◆ Task to complete ◆
Copy every line with the string "Evolution" in it.

Collected data:

==========

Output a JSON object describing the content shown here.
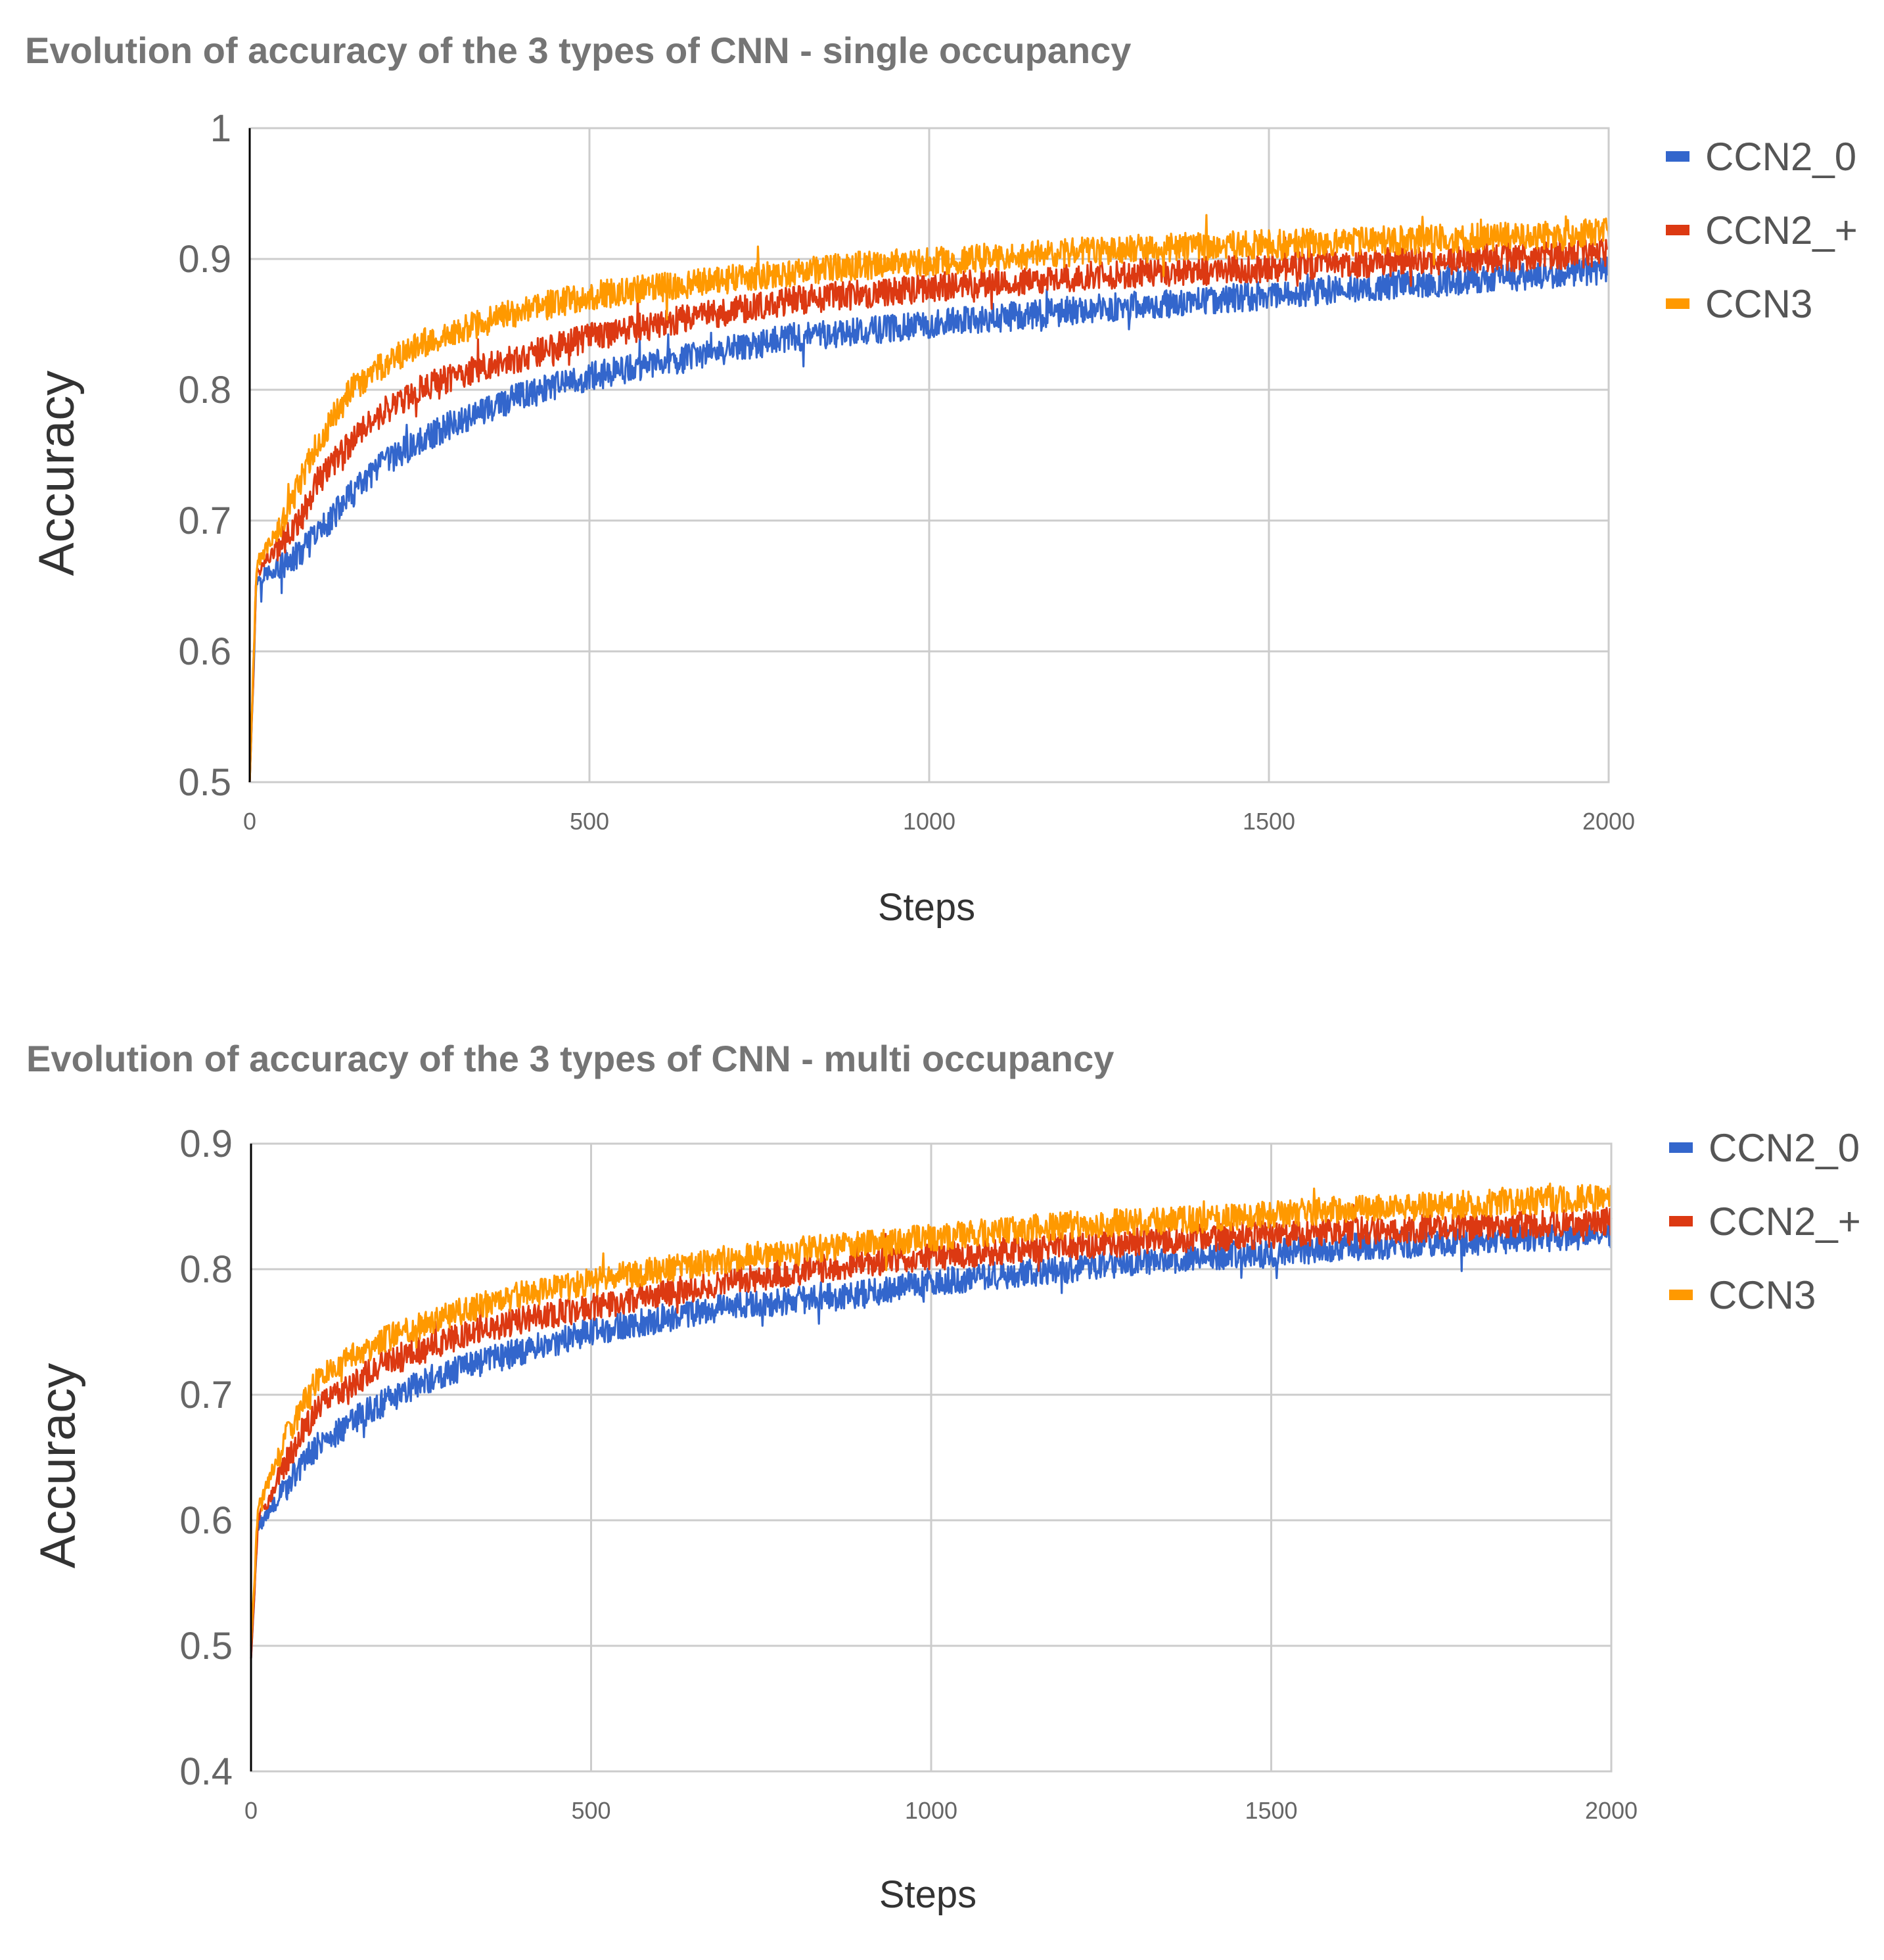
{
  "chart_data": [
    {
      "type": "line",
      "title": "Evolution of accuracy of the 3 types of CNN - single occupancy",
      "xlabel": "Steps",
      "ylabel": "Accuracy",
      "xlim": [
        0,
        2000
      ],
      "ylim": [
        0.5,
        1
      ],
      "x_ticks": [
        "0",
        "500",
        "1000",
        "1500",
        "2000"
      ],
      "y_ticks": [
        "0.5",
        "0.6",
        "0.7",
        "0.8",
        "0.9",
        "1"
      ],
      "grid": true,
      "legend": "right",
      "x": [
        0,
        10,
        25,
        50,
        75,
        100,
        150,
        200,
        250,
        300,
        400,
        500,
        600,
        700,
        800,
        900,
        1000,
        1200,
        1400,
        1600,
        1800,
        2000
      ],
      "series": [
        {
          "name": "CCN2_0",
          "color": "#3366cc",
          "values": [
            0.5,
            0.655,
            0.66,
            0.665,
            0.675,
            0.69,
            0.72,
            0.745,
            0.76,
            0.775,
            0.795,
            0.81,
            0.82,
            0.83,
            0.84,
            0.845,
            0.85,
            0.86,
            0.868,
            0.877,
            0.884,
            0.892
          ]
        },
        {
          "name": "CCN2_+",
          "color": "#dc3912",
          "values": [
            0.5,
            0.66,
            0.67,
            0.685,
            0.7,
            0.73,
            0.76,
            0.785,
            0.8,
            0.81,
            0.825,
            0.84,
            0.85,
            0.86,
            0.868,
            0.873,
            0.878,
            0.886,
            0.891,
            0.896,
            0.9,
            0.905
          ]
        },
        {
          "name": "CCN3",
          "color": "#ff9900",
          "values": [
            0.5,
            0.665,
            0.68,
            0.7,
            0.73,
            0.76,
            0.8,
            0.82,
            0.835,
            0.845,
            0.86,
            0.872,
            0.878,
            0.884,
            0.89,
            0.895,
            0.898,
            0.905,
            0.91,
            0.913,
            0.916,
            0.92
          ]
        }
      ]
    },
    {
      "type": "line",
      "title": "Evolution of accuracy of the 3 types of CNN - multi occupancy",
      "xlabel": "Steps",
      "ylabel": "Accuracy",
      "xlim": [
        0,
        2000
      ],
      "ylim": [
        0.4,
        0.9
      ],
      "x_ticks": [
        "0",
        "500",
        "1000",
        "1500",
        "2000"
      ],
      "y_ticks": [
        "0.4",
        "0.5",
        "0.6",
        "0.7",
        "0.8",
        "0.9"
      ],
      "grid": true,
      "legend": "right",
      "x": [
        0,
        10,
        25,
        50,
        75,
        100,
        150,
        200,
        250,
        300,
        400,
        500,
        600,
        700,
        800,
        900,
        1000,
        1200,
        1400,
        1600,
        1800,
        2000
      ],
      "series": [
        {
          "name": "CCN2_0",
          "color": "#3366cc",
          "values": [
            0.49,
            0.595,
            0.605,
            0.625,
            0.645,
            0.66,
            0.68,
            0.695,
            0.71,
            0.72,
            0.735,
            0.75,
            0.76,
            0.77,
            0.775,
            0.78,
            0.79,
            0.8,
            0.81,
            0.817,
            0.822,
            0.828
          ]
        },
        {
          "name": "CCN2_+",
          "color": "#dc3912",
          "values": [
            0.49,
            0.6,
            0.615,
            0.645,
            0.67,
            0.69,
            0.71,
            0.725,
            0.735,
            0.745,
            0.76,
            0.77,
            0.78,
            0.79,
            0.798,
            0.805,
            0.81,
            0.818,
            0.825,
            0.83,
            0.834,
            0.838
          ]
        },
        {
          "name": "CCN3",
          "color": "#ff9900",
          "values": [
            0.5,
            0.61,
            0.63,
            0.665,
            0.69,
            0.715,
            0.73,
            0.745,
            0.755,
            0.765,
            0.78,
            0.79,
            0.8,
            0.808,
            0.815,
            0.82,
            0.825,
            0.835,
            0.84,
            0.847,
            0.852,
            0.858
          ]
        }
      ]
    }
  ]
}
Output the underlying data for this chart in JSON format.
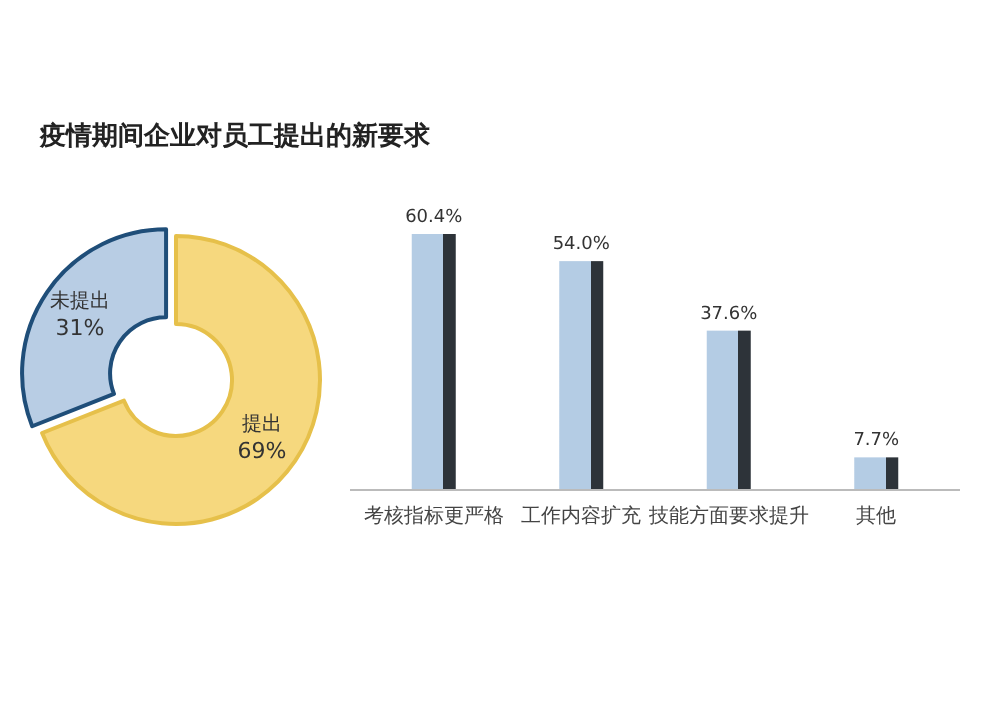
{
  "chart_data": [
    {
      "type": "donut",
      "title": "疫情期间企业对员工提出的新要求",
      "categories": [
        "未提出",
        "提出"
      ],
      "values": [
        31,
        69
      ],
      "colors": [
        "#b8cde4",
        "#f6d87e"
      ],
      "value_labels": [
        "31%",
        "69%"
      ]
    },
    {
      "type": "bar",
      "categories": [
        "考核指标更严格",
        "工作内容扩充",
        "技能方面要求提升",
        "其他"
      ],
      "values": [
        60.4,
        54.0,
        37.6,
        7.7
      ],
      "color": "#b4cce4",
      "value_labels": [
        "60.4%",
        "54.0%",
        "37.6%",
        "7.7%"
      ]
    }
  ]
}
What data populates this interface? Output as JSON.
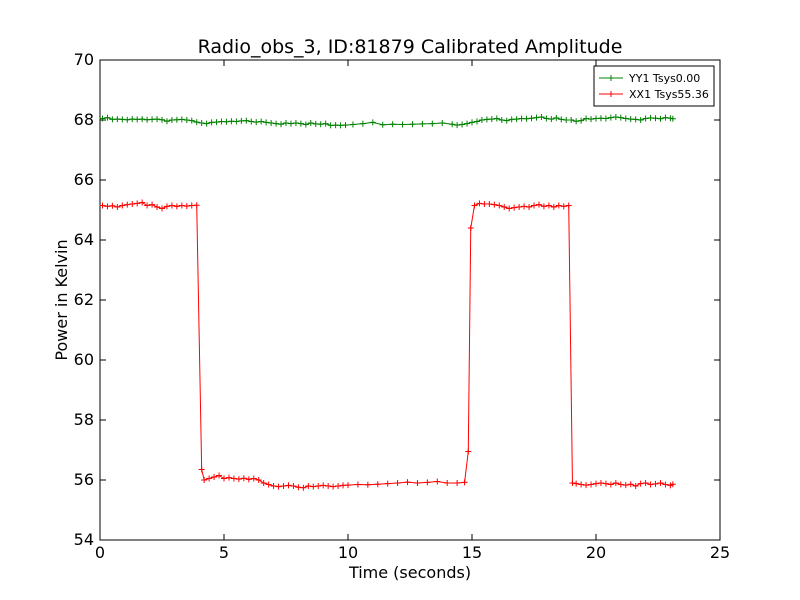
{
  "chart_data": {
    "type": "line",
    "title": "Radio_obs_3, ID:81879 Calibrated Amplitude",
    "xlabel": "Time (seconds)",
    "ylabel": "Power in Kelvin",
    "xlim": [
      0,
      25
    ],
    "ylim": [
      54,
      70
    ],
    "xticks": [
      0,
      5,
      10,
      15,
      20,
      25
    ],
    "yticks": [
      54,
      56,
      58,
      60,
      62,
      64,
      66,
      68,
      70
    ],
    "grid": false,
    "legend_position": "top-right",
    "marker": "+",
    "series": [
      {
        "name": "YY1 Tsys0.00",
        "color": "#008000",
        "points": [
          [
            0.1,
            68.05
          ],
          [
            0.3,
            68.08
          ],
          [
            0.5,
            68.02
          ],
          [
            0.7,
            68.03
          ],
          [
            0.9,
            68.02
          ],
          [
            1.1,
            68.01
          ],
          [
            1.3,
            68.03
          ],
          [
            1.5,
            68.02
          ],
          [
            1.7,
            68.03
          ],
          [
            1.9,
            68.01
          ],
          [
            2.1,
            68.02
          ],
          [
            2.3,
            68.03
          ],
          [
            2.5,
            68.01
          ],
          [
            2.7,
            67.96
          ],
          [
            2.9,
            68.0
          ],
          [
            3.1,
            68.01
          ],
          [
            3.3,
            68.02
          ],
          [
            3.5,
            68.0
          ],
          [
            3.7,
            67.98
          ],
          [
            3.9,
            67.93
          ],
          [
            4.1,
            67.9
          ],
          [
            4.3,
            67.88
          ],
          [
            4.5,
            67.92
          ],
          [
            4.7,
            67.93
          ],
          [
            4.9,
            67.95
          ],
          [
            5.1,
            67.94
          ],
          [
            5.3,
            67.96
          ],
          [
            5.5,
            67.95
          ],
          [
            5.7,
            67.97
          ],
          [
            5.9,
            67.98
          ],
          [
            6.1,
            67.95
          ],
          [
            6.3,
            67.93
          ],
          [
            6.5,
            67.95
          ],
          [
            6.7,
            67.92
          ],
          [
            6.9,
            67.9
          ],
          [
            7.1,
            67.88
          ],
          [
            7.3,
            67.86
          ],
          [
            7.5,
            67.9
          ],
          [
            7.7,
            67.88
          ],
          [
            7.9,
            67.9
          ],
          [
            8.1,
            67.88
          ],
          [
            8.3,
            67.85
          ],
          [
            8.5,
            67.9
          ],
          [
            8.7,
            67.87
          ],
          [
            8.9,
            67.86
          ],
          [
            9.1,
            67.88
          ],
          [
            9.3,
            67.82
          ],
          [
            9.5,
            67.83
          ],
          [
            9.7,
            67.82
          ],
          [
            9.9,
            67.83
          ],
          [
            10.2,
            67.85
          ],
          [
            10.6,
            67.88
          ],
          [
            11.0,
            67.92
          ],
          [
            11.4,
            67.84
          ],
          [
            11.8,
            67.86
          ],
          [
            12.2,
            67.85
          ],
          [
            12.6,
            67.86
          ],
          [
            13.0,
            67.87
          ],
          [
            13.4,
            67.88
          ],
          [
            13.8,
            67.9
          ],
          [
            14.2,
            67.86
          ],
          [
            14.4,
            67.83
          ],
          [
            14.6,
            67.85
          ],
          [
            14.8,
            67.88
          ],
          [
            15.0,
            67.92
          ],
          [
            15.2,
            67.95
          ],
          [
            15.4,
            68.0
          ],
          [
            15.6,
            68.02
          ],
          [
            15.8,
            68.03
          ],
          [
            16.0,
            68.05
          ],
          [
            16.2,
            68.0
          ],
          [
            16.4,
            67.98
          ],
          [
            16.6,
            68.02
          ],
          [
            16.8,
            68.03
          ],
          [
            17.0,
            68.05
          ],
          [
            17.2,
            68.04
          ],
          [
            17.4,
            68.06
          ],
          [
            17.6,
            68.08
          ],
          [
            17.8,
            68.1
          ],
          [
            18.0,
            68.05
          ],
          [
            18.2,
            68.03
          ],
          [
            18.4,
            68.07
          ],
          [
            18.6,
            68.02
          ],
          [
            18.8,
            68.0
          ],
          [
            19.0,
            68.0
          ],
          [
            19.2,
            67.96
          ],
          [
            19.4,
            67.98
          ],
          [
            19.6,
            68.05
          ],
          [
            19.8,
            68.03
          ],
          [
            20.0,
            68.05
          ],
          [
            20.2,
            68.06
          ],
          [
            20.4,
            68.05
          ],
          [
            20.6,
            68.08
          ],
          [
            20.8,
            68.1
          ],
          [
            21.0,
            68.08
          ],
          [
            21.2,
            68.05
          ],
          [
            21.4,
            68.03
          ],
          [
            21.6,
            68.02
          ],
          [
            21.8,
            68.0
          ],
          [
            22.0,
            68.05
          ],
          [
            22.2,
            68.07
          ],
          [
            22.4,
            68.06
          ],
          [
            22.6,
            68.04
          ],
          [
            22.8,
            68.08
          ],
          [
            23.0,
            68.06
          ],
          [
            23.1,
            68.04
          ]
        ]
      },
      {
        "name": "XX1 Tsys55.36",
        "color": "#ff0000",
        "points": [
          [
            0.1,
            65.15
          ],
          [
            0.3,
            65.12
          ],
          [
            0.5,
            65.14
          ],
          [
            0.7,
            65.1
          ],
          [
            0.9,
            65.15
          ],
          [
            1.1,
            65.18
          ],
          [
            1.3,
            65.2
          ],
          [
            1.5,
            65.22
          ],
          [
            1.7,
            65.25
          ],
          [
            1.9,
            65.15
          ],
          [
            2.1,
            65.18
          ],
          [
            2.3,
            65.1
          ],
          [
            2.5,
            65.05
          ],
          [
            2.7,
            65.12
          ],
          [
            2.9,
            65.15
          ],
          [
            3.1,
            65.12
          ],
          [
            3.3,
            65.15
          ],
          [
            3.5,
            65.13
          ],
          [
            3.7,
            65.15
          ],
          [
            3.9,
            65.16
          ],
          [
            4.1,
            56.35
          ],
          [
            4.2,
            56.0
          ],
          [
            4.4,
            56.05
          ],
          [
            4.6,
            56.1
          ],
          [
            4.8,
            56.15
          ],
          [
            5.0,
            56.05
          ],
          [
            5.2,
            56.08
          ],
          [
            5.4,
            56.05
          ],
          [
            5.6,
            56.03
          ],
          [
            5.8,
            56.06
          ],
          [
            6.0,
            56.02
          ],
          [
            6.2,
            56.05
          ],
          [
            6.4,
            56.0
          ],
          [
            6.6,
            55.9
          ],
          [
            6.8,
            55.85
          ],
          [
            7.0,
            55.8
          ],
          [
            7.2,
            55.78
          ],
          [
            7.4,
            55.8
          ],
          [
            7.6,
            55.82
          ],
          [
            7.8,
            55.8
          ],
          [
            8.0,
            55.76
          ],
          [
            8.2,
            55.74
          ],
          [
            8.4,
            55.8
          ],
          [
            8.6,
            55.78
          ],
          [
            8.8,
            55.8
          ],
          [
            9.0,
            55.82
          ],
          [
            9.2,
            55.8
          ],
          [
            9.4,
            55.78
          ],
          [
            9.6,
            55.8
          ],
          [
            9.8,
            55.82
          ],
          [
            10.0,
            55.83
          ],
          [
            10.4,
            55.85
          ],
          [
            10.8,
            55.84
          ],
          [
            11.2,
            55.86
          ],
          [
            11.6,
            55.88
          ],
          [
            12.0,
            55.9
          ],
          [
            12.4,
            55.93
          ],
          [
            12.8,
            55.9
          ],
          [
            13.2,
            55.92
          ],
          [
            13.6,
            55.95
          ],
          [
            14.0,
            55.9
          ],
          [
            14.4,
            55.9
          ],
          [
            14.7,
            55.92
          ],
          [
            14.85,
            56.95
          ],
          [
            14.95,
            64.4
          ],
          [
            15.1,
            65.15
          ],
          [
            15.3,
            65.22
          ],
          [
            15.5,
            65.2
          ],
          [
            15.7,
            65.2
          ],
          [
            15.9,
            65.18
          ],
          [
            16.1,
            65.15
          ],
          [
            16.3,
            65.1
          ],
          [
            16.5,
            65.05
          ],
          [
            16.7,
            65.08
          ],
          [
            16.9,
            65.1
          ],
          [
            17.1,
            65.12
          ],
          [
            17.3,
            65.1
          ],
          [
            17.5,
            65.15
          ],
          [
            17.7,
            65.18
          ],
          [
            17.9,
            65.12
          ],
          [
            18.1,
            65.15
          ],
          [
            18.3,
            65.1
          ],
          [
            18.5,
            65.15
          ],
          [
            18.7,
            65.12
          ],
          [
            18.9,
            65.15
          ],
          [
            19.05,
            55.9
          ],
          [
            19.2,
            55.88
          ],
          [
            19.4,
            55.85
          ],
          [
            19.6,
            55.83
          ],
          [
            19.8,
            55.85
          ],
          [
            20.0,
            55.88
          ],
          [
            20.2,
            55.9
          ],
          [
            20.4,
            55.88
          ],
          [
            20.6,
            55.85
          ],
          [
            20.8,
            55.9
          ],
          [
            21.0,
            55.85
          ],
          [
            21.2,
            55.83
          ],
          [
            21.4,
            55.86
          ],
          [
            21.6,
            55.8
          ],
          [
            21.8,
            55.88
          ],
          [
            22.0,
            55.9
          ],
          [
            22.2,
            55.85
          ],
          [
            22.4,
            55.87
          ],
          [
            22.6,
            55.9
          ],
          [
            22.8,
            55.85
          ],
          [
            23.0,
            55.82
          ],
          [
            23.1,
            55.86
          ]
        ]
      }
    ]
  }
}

==========

◆ Solution to the problem ◆
      "title": "Evolution of accuracy of the 3 types of CNN - single occupancy",
      "title": "Evolution of accuracy of the 3 types of CNN - multi occupancy",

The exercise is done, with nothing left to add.